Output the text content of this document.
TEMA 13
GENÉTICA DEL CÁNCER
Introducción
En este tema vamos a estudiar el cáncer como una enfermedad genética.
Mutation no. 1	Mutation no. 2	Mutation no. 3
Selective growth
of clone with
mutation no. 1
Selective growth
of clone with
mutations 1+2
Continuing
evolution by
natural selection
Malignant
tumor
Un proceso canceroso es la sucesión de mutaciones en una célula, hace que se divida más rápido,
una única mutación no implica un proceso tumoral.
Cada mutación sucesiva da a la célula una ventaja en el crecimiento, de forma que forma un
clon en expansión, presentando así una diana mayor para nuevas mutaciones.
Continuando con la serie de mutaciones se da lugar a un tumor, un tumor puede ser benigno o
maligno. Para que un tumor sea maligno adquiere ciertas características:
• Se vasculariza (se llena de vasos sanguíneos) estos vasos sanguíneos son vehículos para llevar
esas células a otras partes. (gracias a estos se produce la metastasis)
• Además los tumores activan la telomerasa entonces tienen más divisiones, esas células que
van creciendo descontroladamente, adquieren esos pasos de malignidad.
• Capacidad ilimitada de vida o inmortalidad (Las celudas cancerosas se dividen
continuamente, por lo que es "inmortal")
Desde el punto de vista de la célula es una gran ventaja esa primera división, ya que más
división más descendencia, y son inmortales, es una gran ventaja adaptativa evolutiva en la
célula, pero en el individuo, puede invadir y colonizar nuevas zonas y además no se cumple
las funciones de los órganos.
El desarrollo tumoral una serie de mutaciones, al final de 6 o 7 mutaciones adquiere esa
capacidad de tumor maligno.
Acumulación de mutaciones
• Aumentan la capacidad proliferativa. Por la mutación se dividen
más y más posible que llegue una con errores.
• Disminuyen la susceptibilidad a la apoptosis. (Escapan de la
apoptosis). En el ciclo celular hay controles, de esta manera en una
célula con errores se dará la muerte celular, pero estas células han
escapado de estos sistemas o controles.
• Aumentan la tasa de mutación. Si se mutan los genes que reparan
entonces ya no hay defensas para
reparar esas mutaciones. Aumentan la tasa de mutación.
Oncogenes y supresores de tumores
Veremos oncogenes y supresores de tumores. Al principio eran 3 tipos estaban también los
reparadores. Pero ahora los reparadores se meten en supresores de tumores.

#### [PROBLEM REQUIREMENTS]
Whenever a line above includes the string "ventaja", copy it.

#### [RESULT OF THE EXERCISE]
Cada mutación sucesiva da a la célula una ventaja en el crecimiento, de forma que forma un
Desde el punto de vista de la célula es una gran ventaja esa primera división, ya que más
división más descendencia, y son inmortales, es una gran ventaja adaptativa evolutiva en la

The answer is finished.